» **Task goal**
Reproduce every line of the material below, but drop the pictures.
☆ ☆ ☆ ☆
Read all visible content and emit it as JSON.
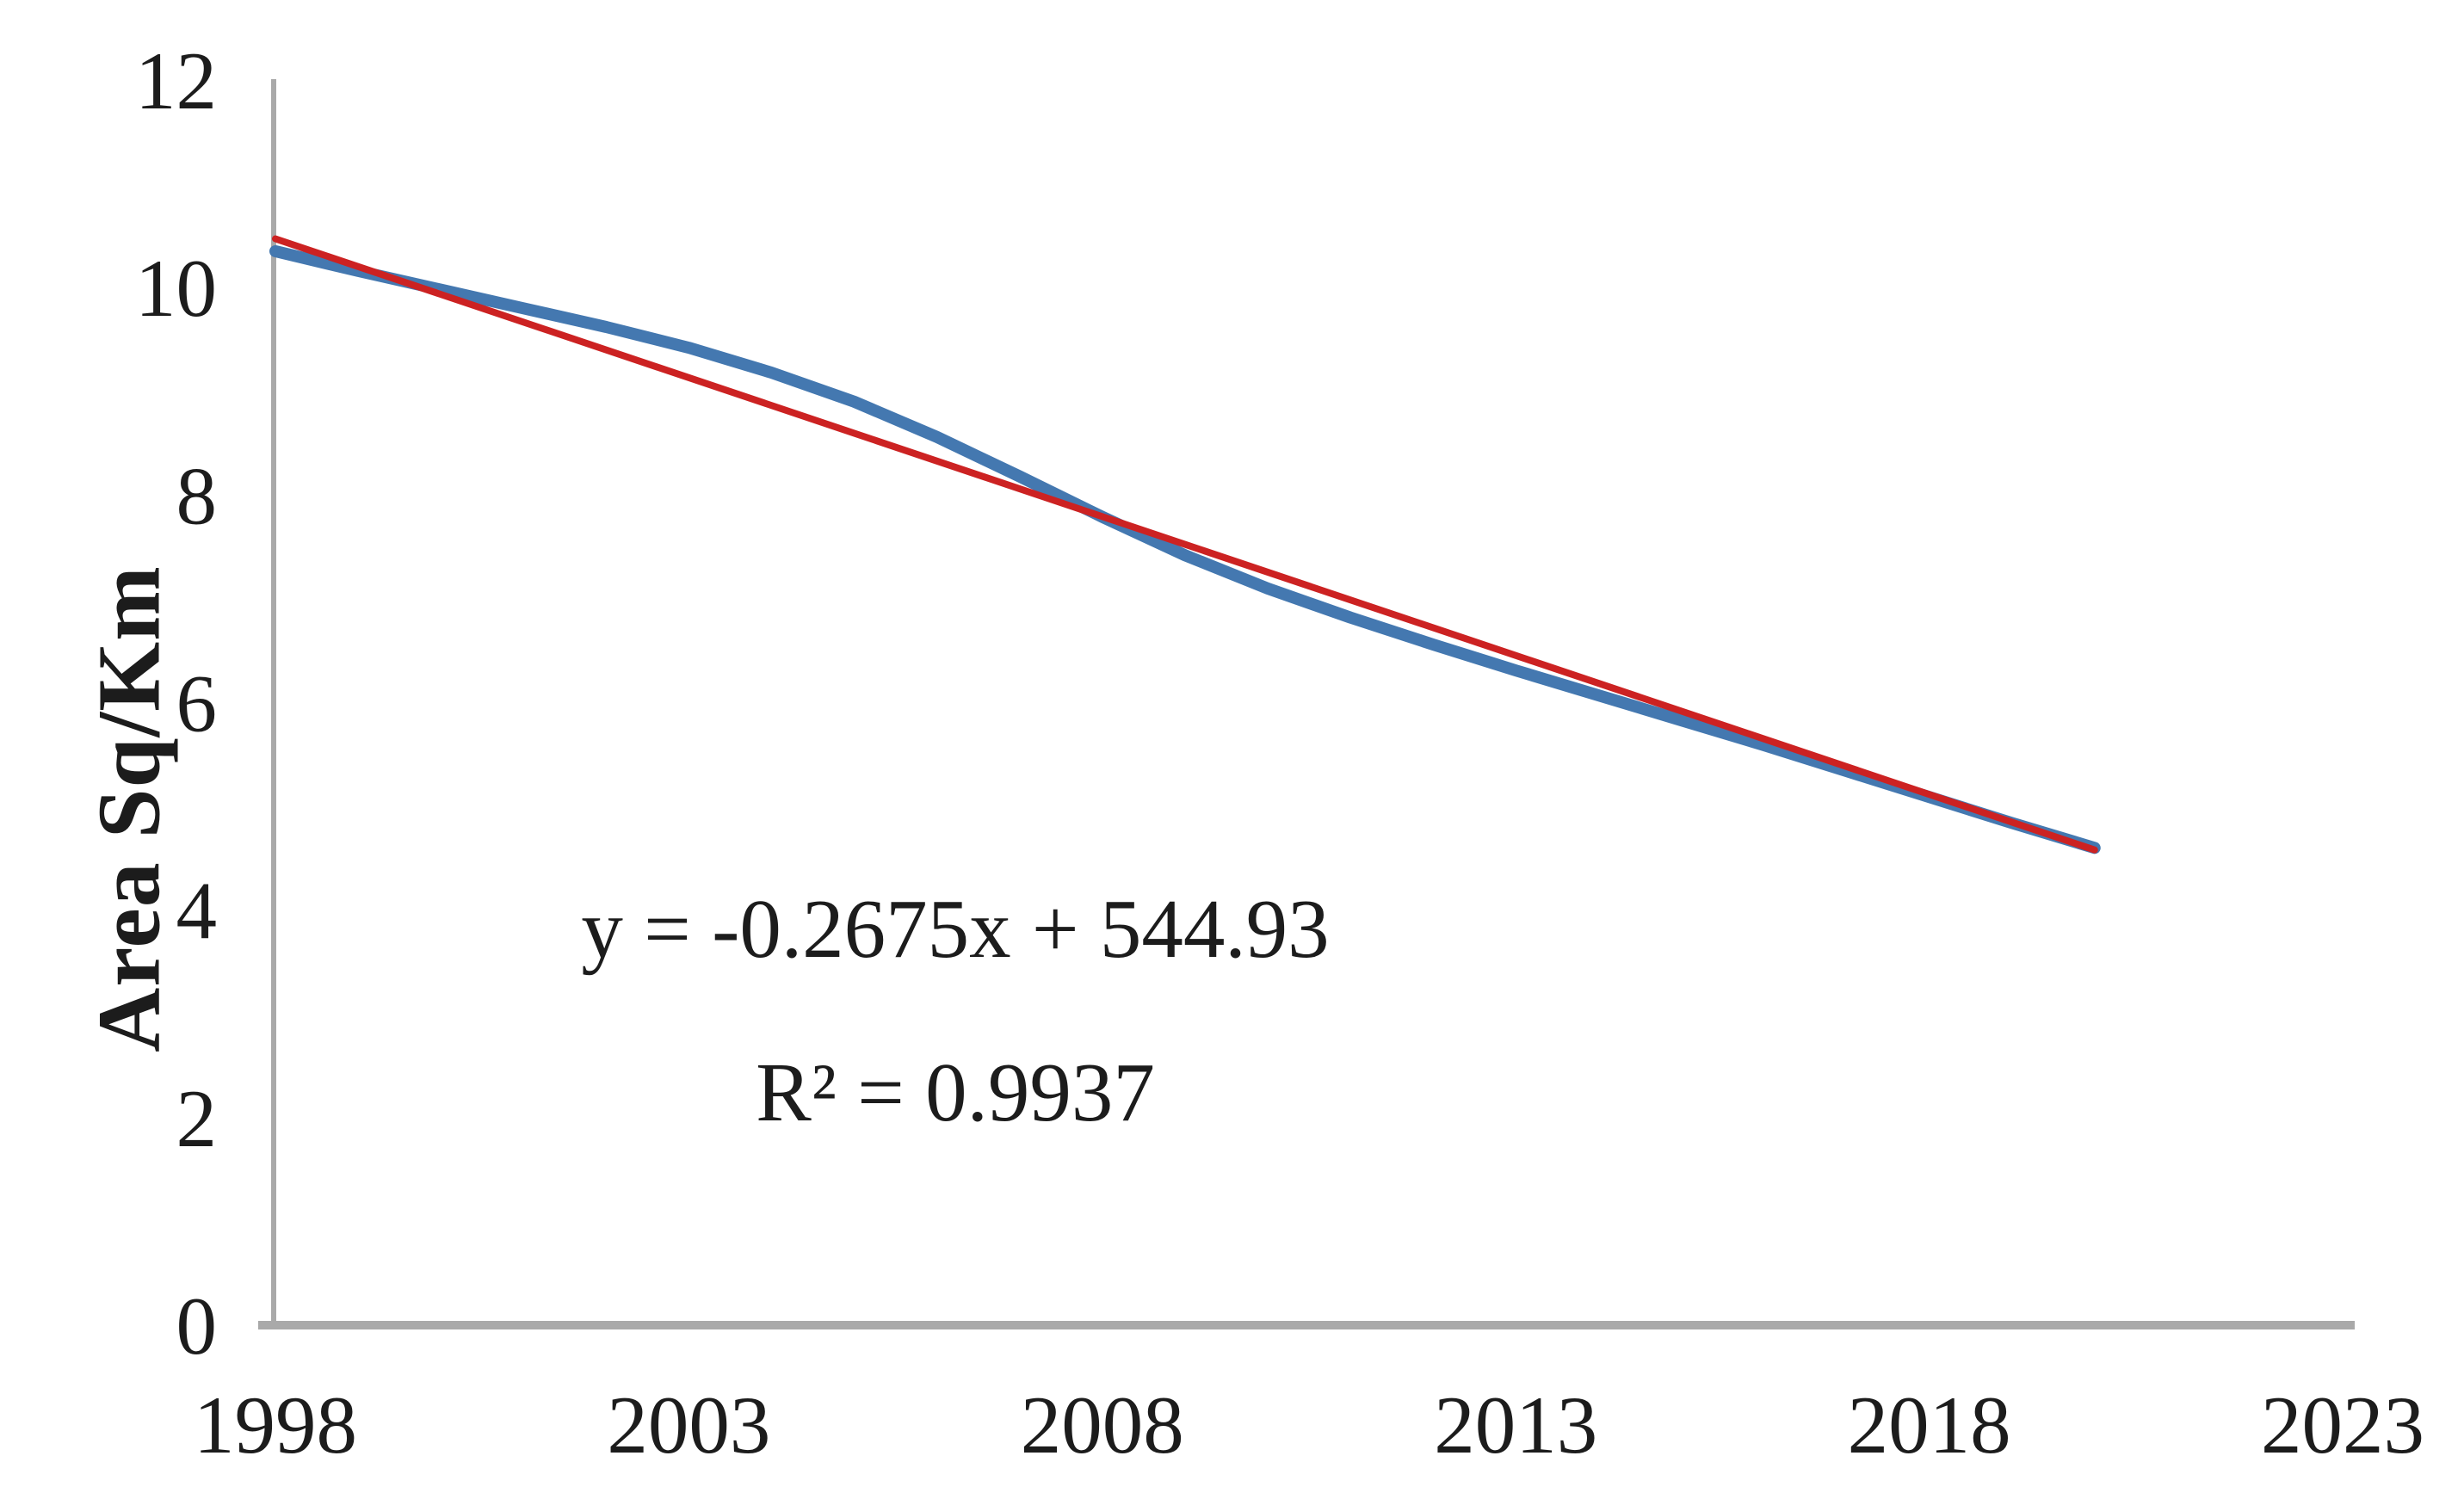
{
  "chart_data": {
    "type": "line",
    "title": "",
    "xlabel": "",
    "ylabel": "Area Sq/Km",
    "xlim": [
      1998,
      2023
    ],
    "ylim": [
      0,
      12
    ],
    "x_ticks": [
      1998,
      2003,
      2008,
      2013,
      2018,
      2023
    ],
    "y_ticks": [
      0,
      2,
      4,
      6,
      8,
      10,
      12
    ],
    "grid": false,
    "legend_position": "none",
    "background_color": "#ffffff",
    "axis_color": "#a9a9a9",
    "text_color": "#1c1c1c",
    "annotation": {
      "equation": "y = -0.2675x + 544.93",
      "r_squared": "R² = 0.9937"
    },
    "series": [
      {
        "name": "Area Sq/Km observed",
        "kind": "data-curve",
        "color": "#4478b0",
        "stroke_width": 14,
        "x": [
          1998,
          1999,
          2000,
          2001,
          2002,
          2003,
          2004,
          2005,
          2006,
          2007,
          2008,
          2009,
          2010,
          2011,
          2012,
          2013,
          2014,
          2015,
          2016,
          2017,
          2018,
          2019,
          2020
        ],
        "values": [
          10.35,
          10.16,
          9.98,
          9.8,
          9.62,
          9.42,
          9.18,
          8.9,
          8.56,
          8.18,
          7.79,
          7.42,
          7.1,
          6.82,
          6.56,
          6.31,
          6.07,
          5.83,
          5.59,
          5.34,
          5.09,
          4.84,
          4.6
        ]
      },
      {
        "name": "Linear trendline",
        "kind": "trendline",
        "color": "#cc2222",
        "stroke_width": 8,
        "x": [
          1998,
          2020
        ],
        "values": [
          10.47,
          4.58
        ]
      }
    ]
  }
}
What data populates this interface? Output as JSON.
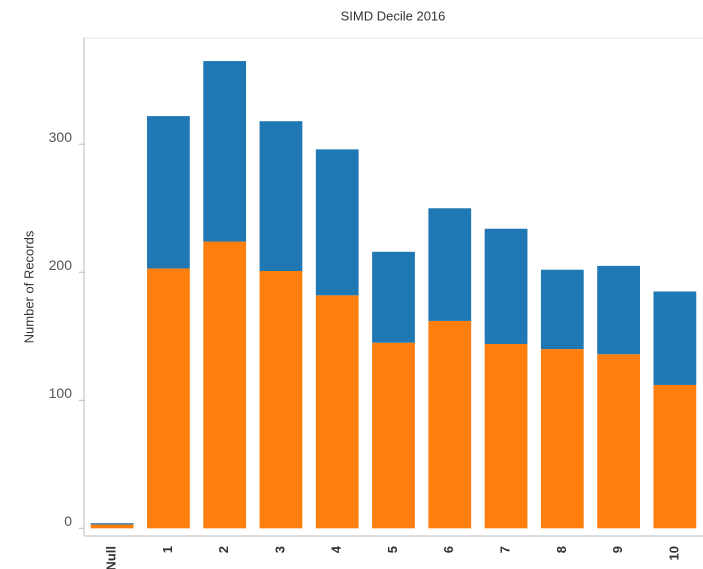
{
  "chart_data": {
    "type": "stacked_bar",
    "title": "SIMD Decile 2016",
    "y_label": "Number of Records",
    "categories": [
      "Null",
      "1",
      "2",
      "3",
      "4",
      "5",
      "6",
      "7",
      "8",
      "9",
      "10"
    ],
    "series": [
      {
        "color": "#ff7f0e",
        "values": [
          3,
          203,
          224,
          201,
          182,
          145,
          162,
          144,
          140,
          136,
          112
        ]
      },
      {
        "color": "#1f77b4",
        "values": [
          1,
          119,
          141,
          117,
          114,
          71,
          88,
          90,
          62,
          69,
          73
        ]
      }
    ],
    "ylim": [
      -6,
      383
    ],
    "yticks": [
      0,
      100,
      200,
      300
    ],
    "grid": false
  }
}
☆ ☆ ☆ ☆
» **Response to the task**
Read all visible content and emit it as JSON.
{
  "chart_data": {
    "type": "line",
    "title": "",
    "xlabel": "",
    "ylabel": "Area Sq/Km",
    "xlim": [
      1998,
      2023
    ],
    "ylim": [
      0,
      12
    ],
    "x_ticks": [
      1998,
      2003,
      2008,
      2013,
      2018,
      2023
    ],
    "y_ticks": [
      0,
      2,
      4,
      6,
      8,
      10,
      12
    ],
    "grid": false,
    "legend_position": "none",
    "background_color": "#ffffff",
    "axis_color": "#a9a9a9",
    "text_color": "#1c1c1c",
    "annotation": {
      "equation": "y = -0.2675x + 544.93",
      "r_squared": "R² = 0.9937"
    },
    "series": [
      {
        "name": "Area Sq/Km observed",
        "kind": "data-curve",
        "color": "#4478b0",
        "stroke_width": 14,
        "x": [
          1998,
          1999,
          2000,
          2001,
          2002,
          2003,
          2004,
          2005,
          2006,
          2007,
          2008,
          2009,
          2010,
          2011,
          2012,
          2013,
          2014,
          2015,
          2016,
          2017,
          2018,
          2019,
          2020
        ],
        "values": [
          10.35,
          10.16,
          9.98,
          9.8,
          9.62,
          9.42,
          9.18,
          8.9,
          8.56,
          8.18,
          7.79,
          7.42,
          7.1,
          6.82,
          6.56,
          6.31,
          6.07,
          5.83,
          5.59,
          5.34,
          5.09,
          4.84,
          4.6
        ]
      },
      {
        "name": "Linear trendline",
        "kind": "trendline",
        "color": "#cc2222",
        "stroke_width": 8,
        "x": [
          1998,
          2020
        ],
        "values": [
          10.47,
          4.58
        ]
      }
    ]
  }
}
What data populates this interface? Output as JSON.
{
  "chart_data": {
    "type": "stacked_bar",
    "title": "SIMD Decile 2016",
    "y_label": "Number of Records",
    "categories": [
      "Null",
      "1",
      "2",
      "3",
      "4",
      "5",
      "6",
      "7",
      "8",
      "9",
      "10"
    ],
    "series": [
      {
        "color": "#ff7f0e",
        "values": [
          3,
          203,
          224,
          201,
          182,
          145,
          162,
          144,
          140,
          136,
          112
        ]
      },
      {
        "color": "#1f77b4",
        "values": [
          1,
          119,
          141,
          117,
          114,
          71,
          88,
          90,
          62,
          69,
          73
        ]
      }
    ],
    "ylim": [
      -6,
      383
    ],
    "yticks": [
      0,
      100,
      200,
      300
    ],
    "grid": false
  }
}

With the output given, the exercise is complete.